● **Exercise details**: All entries must be extracted exactly, with nothing added or dropped.

Saved data entries:
# # # #
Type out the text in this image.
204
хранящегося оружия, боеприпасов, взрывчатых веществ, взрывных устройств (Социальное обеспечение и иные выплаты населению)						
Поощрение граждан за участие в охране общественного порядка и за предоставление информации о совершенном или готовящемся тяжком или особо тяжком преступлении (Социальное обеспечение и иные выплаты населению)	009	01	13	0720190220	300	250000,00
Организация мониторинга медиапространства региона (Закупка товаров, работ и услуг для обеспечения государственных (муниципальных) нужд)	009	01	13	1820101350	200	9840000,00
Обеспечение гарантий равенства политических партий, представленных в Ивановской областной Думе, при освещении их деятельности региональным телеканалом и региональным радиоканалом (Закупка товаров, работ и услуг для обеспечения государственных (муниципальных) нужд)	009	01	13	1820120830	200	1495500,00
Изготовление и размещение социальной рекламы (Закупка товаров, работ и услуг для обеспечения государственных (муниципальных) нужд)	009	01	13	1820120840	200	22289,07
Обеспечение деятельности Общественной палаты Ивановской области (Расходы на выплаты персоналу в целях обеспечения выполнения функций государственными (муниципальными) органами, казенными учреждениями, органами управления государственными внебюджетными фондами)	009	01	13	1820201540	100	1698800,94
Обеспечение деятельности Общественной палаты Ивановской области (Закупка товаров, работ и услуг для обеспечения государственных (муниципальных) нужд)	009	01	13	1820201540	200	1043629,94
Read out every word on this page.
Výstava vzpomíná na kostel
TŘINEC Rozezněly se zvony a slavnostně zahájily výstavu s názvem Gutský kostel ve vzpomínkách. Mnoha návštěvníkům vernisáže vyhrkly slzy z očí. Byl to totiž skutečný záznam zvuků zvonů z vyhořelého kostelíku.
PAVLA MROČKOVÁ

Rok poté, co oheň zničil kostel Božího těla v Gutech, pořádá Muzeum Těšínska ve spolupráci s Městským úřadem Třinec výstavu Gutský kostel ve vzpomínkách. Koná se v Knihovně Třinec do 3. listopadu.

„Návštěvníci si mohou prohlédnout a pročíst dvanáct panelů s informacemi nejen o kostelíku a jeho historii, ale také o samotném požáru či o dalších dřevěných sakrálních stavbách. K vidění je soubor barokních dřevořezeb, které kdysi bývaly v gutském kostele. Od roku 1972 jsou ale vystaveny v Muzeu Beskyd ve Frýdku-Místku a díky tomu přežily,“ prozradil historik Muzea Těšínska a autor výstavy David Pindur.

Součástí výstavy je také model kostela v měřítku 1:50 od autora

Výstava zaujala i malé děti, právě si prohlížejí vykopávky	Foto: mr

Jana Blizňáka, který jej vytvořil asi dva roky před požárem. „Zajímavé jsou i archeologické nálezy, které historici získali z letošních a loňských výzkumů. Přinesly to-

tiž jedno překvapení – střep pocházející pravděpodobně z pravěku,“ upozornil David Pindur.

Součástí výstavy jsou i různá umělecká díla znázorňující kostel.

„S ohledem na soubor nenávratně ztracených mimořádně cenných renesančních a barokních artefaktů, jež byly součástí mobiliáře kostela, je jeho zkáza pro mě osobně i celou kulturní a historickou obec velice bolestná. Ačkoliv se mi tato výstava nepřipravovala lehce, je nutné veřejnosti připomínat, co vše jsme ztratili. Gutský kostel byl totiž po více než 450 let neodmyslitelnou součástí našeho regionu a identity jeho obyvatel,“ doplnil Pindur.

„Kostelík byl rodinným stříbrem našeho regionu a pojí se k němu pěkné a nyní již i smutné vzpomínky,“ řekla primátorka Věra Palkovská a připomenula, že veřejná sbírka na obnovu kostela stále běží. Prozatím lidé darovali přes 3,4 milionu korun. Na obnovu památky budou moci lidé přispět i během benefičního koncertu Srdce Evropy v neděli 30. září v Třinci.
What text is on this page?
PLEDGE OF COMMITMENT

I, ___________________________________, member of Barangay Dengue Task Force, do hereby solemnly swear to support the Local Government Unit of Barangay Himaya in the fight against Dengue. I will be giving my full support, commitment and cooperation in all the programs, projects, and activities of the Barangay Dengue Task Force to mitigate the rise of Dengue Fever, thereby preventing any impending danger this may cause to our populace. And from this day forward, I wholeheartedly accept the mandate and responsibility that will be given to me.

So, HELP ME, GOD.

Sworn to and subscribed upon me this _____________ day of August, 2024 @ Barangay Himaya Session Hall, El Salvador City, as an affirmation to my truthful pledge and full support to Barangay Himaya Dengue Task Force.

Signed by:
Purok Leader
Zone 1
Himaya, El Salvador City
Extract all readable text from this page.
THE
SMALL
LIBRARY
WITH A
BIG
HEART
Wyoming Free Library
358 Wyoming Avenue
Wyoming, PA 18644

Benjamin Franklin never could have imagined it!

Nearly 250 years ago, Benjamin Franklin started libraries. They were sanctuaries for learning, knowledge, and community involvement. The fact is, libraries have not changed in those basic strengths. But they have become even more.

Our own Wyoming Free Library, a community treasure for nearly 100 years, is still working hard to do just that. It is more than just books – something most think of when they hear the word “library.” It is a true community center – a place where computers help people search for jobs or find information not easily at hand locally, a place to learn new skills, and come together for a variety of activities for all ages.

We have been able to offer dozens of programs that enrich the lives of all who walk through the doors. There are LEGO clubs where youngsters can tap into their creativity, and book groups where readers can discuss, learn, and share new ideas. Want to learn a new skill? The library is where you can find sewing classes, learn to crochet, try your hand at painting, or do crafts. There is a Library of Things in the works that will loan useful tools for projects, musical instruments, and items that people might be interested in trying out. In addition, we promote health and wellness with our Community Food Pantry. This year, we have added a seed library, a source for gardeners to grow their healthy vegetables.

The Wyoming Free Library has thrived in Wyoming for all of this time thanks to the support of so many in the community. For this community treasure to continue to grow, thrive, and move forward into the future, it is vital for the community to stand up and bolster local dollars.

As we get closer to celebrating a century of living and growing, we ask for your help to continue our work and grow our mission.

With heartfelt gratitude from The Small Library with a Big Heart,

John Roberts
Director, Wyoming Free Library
# # # #
● **Output of the exercise**:
Type out the text in this image.
204
хранящегося оружия, боеприпасов, взрывчатых веществ, взрывных устройств (Социальное обеспечение и иные выплаты населению)						
Поощрение граждан за участие в охране общественного порядка и за предоставление информации о совершенном или готовящемся тяжком или особо тяжком преступлении (Социальное обеспечение и иные выплаты населению)	009	01	13	0720190220	300	250000,00
Организация мониторинга медиапространства региона (Закупка товаров, работ и услуг для обеспечения государственных (муниципальных) нужд)	009	01	13	1820101350	200	9840000,00
Обеспечение гарантий равенства политических партий, представленных в Ивановской областной Думе, при освещении их деятельности региональным телеканалом и региональным радиоканалом (Закупка товаров, работ и услуг для обеспечения государственных (муниципальных) нужд)	009	01	13	1820120830	200	1495500,00
Изготовление и размещение социальной рекламы (Закупка товаров, работ и услуг для обеспечения государственных (муниципальных) нужд)	009	01	13	1820120840	200	22289,07
Обеспечение деятельности Общественной палаты Ивановской области (Расходы на выплаты персоналу в целях обеспечения выполнения функций государственными (муниципальными) органами, казенными учреждениями, органами управления государственными внебюджетными фондами)	009	01	13	1820201540	100	1698800,94
Обеспечение деятельности Общественной палаты Ивановской области (Закупка товаров, работ и услуг для обеспечения государственных (муниципальных) нужд)	009	01	13	1820201540	200	1043629,94
Read out every word on this page.
Výstava vzpomíná na kostel
TŘINEC Rozezněly se zvony a slavnostně zahájily výstavu s názvem Gutský kostel ve vzpomínkách. Mnoha návštěvníkům vernisáže vyhrkly slzy z očí. Byl to totiž skutečný záznam zvuků zvonů z vyhořelého kostelíku.
PAVLA MROČKOVÁ

Rok poté, co oheň zničil kostel Božího těla v Gutech, pořádá Muzeum Těšínska ve spolupráci s Městským úřadem Třinec výstavu Gutský kostel ve vzpomínkách. Koná se v Knihovně Třinec do 3. listopadu.

„Návštěvníci si mohou prohlédnout a pročíst dvanáct panelů s informacemi nejen o kostelíku a jeho historii, ale také o samotném požáru či o dalších dřevěných sakrálních stavbách. K vidění je soubor barokních dřevořezeb, které kdysi bývaly v gutském kostele. Od roku 1972 jsou ale vystaveny v Muzeu Beskyd ve Frýdku-Místku a díky tomu přežily,“ prozradil historik Muzea Těšínska a autor výstavy David Pindur.

Součástí výstavy je také model kostela v měřítku 1:50 od autora

Výstava zaujala i malé děti, právě si prohlížejí vykopávky	Foto: mr

Jana Blizňáka, který jej vytvořil asi dva roky před požárem. „Zajímavé jsou i archeologické nálezy, které historici získali z letošních a loňských výzkumů. Přinesly to-

tiž jedno překvapení – střep pocházející pravděpodobně z pravěku,“ upozornil David Pindur.

Součástí výstavy jsou i různá umělecká díla znázorňující kostel.

„S ohledem na soubor nenávratně ztracených mimořádně cenných renesančních a barokních artefaktů, jež byly součástí mobiliáře kostela, je jeho zkáza pro mě osobně i celou kulturní a historickou obec velice bolestná. Ačkoliv se mi tato výstava nepřipravovala lehce, je nutné veřejnosti připomínat, co vše jsme ztratili. Gutský kostel byl totiž po více než 450 let neodmyslitelnou součástí našeho regionu a identity jeho obyvatel,“ doplnil Pindur.

„Kostelík byl rodinným stříbrem našeho regionu a pojí se k němu pěkné a nyní již i smutné vzpomínky,“ řekla primátorka Věra Palkovská a připomenula, že veřejná sbírka na obnovu kostela stále běží. Prozatím lidé darovali přes 3,4 milionu korun. Na obnovu památky budou moci lidé přispět i během benefičního koncertu Srdce Evropy v neděli 30. září v Třinci.
What text is on this page?
PLEDGE OF COMMITMENT

I, ___________________________________, member of Barangay Dengue Task Force, do hereby solemnly swear to support the Local Government Unit of Barangay Himaya in the fight against Dengue. I will be giving my full support, commitment and cooperation in all the programs, projects, and activities of the Barangay Dengue Task Force to mitigate the rise of Dengue Fever, thereby preventing any impending danger this may cause to our populace. And from this day forward, I wholeheartedly accept the mandate and responsibility that will be given to me.

So, HELP ME, GOD.

Sworn to and subscribed upon me this _____________ day of August, 2024 @ Barangay Himaya Session Hall, El Salvador City, as an affirmation to my truthful pledge and full support to Barangay Himaya Dengue Task Force.

Signed by:
Purok Leader
Zone 1
Himaya, El Salvador City
Extract all readable text from this page.
THE
SMALL
LIBRARY
WITH A
BIG
HEART
Wyoming Free Library
358 Wyoming Avenue
Wyoming, PA 18644

Benjamin Franklin never could have imagined it!

Nearly 250 years ago, Benjamin Franklin started libraries. They were sanctuaries for learning, knowledge, and community involvement. The fact is, libraries have not changed in those basic strengths. But they have become even more.

Our own Wyoming Free Library, a community treasure for nearly 100 years, is still working hard to do just that. It is more than just books – something most think of when they hear the word “library.” It is a true community center – a place where computers help people search for jobs or find information not easily at hand locally, a place to learn new skills, and come together for a variety of activities for all ages.

We have been able to offer dozens of programs that enrich the lives of all who walk through the doors. There are LEGO clubs where youngsters can tap into their creativity, and book groups where readers can discuss, learn, and share new ideas. Want to learn a new skill? The library is where you can find sewing classes, learn to crochet, try your hand at painting, or do crafts. There is a Library of Things in the works that will loan useful tools for projects, musical instruments, and items that people might be interested in trying out. In addition, we promote health and wellness with our Community Food Pantry. This year, we have added a seed library, a source for gardeners to grow their healthy vegetables.

The Wyoming Free Library has thrived in Wyoming for all of this time thanks to the support of so many in the community. For this community treasure to continue to grow, thrive, and move forward into the future, it is vital for the community to stand up and bolster local dollars.

As we get closer to celebrating a century of living and growing, we ask for your help to continue our work and grow our mission.

With heartfelt gratitude from The Small Library with a Big Heart,

John Roberts
Director, Wyoming Free Library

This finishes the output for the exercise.